### Material shown
·····

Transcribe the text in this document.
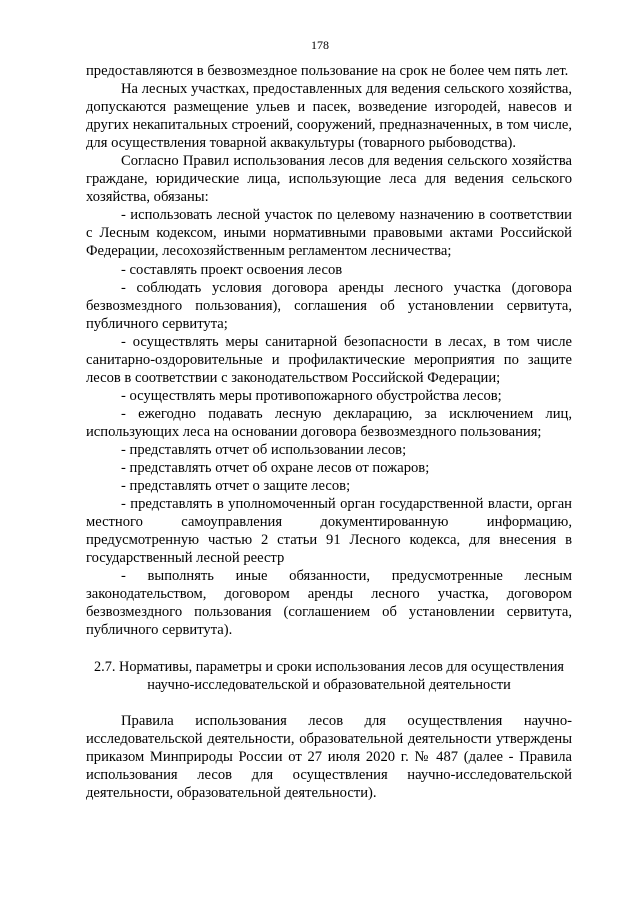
178

предоставляются в безвозмездное пользование на срок не более чем пять лет.

На лесных участках, предоставленных для ведения сельского хозяйства, допускаются размещение ульев и пасек, возведение изгородей, навесов и других некапитальных строений, сооружений, предназначенных, в том числе, для осуществления товарной аквакультуры (товарного рыбоводства).

Согласно Правил использования лесов для ведения сельского хозяйства граждане, юридические лица, использующие леса для ведения сельского хозяйства, обязаны:

- использовать лесной участок по целевому назначению в соответствии с Лесным кодексом, иными нормативными правовыми актами Российской Федерации, лесохозяйственным регламентом лесничества;

- составлять проект освоения лесов

- соблюдать условия договора аренды лесного участка (договора безвозмездного пользования), соглашения об установлении сервитута, публичного сервитута;

- осуществлять меры санитарной безопасности в лесах, в том числе санитарно-оздоровительные и профилактические мероприятия по защите лесов в соответствии с законодательством Российской Федерации;

- осуществлять меры противопожарного обустройства лесов;

- ежегодно подавать лесную декларацию, за исключением лиц, использующих леса на основании договора безвозмездного пользования;

- представлять отчет об использовании лесов;

- представлять отчет об охране лесов от пожаров;

- представлять отчет о защите лесов;

- представлять в уполномоченный орган государственной власти, орган местного самоуправления документированную информацию, предусмотренную частью 2 статьи 91 Лесного кодекса, для внесения в государственный лесной реестр

- выполнять иные обязанности, предусмотренные лесным законодательством, договором аренды лесного участка, договором безвозмездного пользования (соглашением об установлении сервитута, публичного сервитута).

2.7. Нормативы, параметры и сроки использования лесов для осуществления научно-исследовательской и образовательной деятельности

Правила использования лесов для осуществления научно-исследовательской деятельности, образовательной деятельности утверждены приказом Минприроды России от 27 июля 2020 г. № 487 (далее - Правила использования лесов для осуществления научно-исследовательской деятельности, образовательной деятельности).
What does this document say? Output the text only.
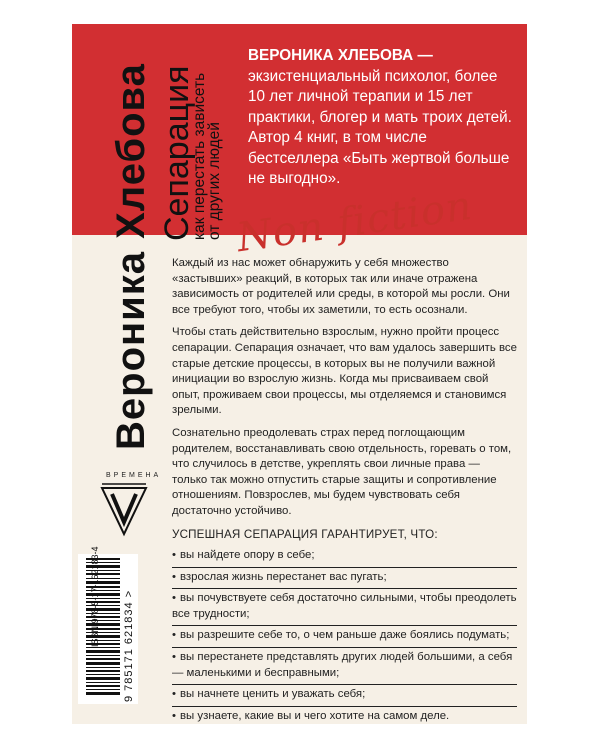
Вероника Хлебова Сепарация
как перестать зависеть
от других людей
ВРЕМЕНА
ISBN 978-5-17-162183-4 9 785171 621834 >
ВЕРОНИКА ХЛЕБОВА —
экзистенциальный психолог, более 10 лет личной терапии и 15 лет практики, блогер и мать троих детей. Автор 4 книг, в том числе бестселлера «Быть жертвой больше не выгодно».
Non fiction

Каждый из нас может обнаружить у себя множество «застывших» реакций, в которых так или иначе отражена зависимость от родителей или среды, в которой мы росли. Они все требуют того, чтобы их заметили, то есть осознали.

Чтобы стать действительно взрослым, нужно пройти процесс сепарации. Сепарация означает, что вам удалось завершить все старые детские процессы, в которых вы не получили важной инициации во взрослую жизнь. Когда мы присваиваем свой опыт, проживаем свои процессы, мы отделяемся и становимся зрелыми.

Сознательно преодолевать страх перед поглощающим родителем, восстанавливать свою отдельность, горевать о том, что случилось в детстве, укреплять свои личные права — только так можно отпустить старые защиты и сопротивление отношениям. Повзрослев, мы будем чувствовать себя достаточно устойчиво.

УСПЕШНАЯ СЕПАРАЦИЯ ГАРАНТИРУЕТ, ЧТО:
• вы найдете опору в себе;
• взрослая жизнь перестанет вас пугать;
• вы почувствуете себя достаточно сильными, чтобы преодолеть все трудности;
• вы разрешите себе то, о чем раньше даже боялись подумать;
• вы перестанете представлять других людей большими, а себя — маленькими и бесправными;
• вы начнете ценить и уважать себя;
• вы узнаете, какие вы и чего хотите на самом деле.
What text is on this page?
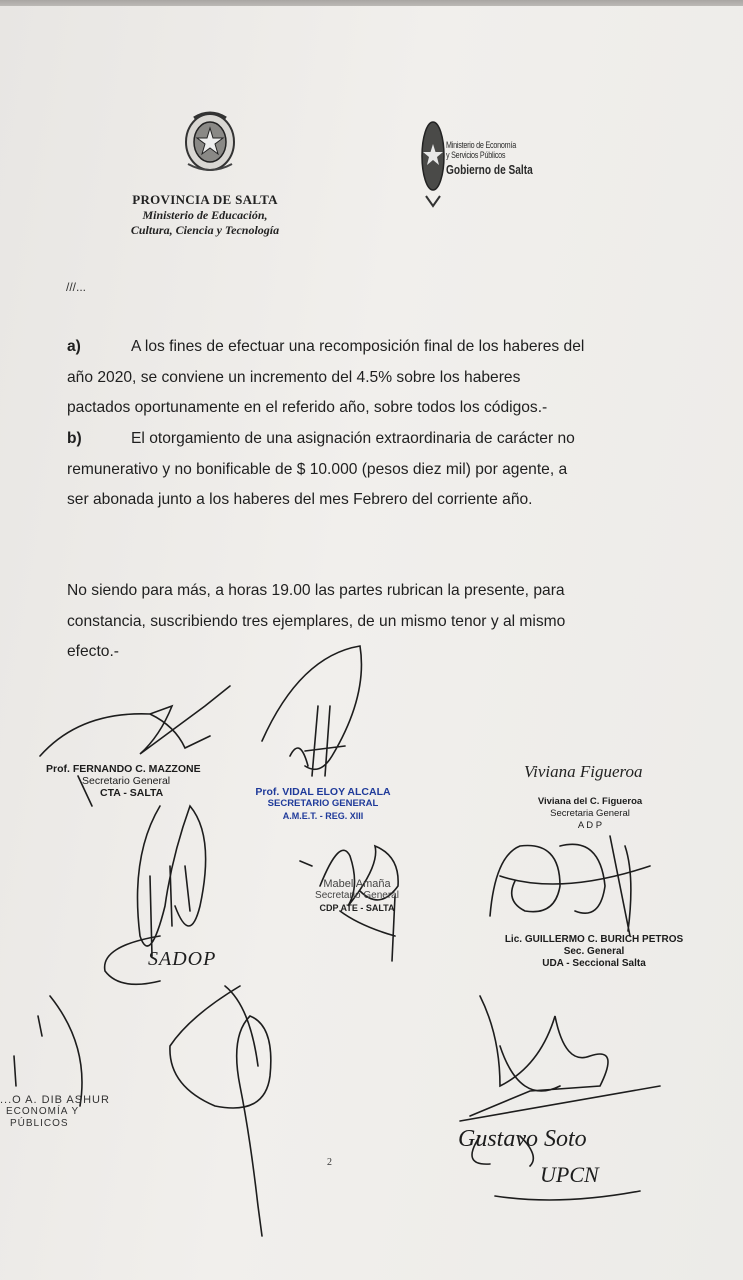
PROVINCIA DE SALTA
Ministerio de Educación,
Cultura, Ciencia y Tecnología
Ministerio de Economía
y Servicios Públicos
Gobierno de Salta
///...
a)	A los fines de efectuar una recomposición final de los haberes del
año 2020, se conviene un incremento del 4.5% sobre los haberes
pactados oportunamente en el referido año, sobre todos los códigos.-
b)	El otorgamiento de una asignación extraordinaria de carácter no
remunerativo y no bonificable de $ 10.000 (pesos diez mil) por agente, a
ser abonada junto a los haberes del mes Febrero del corriente año.
No siendo para más, a horas 19.00 las partes rubrican la presente, para
constancia, suscribiendo tres ejemplares, de un mismo tenor y al mismo
efecto.-
Prof. FERNANDO C. MAZZONE
Secretario General
CTA - SALTA	Prof. VIDAL ELOY ALCALA
SECRETARIO GENERAL
A.M.E.T. - REG. XIII
Viviana Figueroa
Viviana del C. Figueroa
Secretaria General
A D P
Mabel Amaña
Secretario General
CDP ATE - SALTA
SADOP
Lic. GUILLERMO C. BURICH PETROS
Sec. General
UDA - Seccional Salta
...O A. DIB ASHUR
ECONOMÍA Y
PÚBLICOS
Gustavo Soto
UPCN
2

·····

### Work required
Copy out each line of the data where the string "себе" appears.

### Correct output
• вы найдете опору в себе;
• вы разрешите себе то, о чем раньше даже боялись подумать;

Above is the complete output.